▶ _WORK TO BE COMPLETED_: Search the material below for the string "cohesionless" and extract each line that has it.

— begin SUPPLIED INFORMATION —

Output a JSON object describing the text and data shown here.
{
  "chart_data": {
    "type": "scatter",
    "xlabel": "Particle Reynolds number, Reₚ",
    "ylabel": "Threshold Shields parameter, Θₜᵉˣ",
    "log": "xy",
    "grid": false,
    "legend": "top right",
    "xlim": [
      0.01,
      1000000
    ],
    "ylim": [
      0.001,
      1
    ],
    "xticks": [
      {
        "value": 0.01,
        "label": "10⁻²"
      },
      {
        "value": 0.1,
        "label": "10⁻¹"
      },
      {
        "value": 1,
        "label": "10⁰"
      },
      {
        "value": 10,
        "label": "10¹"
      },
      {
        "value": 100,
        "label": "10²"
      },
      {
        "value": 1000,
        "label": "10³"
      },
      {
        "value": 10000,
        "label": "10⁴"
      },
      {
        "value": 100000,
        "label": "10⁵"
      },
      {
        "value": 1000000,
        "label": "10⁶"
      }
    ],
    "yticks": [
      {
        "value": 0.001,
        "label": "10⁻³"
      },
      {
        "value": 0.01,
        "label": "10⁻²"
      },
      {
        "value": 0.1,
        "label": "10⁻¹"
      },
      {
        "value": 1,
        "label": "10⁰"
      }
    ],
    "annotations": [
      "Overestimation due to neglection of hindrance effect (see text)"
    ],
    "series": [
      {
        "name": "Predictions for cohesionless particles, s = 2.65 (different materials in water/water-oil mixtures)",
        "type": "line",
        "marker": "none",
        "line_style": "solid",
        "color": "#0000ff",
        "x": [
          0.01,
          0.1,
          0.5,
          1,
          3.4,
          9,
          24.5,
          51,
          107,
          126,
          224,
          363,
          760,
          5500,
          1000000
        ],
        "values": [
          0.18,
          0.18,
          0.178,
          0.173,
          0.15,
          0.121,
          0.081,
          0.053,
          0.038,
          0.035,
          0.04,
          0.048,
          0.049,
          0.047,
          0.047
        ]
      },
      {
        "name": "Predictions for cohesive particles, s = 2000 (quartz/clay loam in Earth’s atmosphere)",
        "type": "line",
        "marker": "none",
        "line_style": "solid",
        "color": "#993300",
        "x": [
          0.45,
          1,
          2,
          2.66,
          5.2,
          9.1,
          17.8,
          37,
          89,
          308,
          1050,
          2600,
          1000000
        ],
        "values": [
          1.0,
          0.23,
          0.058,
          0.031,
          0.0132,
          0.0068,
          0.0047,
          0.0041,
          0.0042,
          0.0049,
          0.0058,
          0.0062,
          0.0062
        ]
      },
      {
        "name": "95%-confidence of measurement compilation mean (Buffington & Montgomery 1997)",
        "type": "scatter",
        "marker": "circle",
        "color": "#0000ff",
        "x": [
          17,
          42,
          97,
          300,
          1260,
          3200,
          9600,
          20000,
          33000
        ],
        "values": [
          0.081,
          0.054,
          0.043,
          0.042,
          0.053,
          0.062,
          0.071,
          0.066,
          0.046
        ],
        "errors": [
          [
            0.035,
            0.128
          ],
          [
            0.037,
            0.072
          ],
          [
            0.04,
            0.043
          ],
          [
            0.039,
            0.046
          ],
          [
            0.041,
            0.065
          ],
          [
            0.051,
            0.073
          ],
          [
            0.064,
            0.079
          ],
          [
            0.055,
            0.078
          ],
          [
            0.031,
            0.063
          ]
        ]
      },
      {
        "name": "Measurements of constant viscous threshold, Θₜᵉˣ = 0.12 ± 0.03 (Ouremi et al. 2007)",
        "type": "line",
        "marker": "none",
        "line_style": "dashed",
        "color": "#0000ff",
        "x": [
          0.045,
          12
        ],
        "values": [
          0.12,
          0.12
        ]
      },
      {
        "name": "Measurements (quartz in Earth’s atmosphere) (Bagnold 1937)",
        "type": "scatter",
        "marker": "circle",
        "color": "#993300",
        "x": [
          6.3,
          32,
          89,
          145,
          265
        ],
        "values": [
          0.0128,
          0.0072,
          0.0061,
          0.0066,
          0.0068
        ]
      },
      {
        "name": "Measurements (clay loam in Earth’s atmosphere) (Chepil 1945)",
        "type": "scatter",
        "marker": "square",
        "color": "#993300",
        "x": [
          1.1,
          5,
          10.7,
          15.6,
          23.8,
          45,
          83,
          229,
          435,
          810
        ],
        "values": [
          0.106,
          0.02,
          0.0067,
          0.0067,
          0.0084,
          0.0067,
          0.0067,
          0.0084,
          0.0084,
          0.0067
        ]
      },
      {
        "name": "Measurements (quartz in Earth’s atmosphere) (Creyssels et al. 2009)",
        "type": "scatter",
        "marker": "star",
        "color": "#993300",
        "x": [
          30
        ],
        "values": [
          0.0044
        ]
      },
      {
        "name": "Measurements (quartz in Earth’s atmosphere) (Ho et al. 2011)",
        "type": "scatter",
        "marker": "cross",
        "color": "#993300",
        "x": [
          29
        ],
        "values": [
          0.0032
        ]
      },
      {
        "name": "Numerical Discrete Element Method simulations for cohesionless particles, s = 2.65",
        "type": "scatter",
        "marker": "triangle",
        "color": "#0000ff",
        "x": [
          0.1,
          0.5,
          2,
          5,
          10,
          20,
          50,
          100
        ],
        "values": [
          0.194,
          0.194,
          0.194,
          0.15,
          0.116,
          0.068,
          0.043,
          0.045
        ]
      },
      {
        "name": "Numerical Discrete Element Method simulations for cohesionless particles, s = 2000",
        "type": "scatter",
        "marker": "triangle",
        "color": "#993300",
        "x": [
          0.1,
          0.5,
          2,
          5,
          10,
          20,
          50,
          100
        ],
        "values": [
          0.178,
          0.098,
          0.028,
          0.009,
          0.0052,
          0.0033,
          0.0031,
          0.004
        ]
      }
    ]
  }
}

— end SUPPLIED INFORMATION —

▶ _RESPONSE_:
        "name": "Predictions for cohesionless particles, s = 2.65 (different materials in water/water-oil mixtures)",
        "name": "Numerical Discrete Element Method simulations for cohesionless particles, s = 2.65",
        "name": "Numerical Discrete Element Method simulations for cohesionless particles, s = 2000",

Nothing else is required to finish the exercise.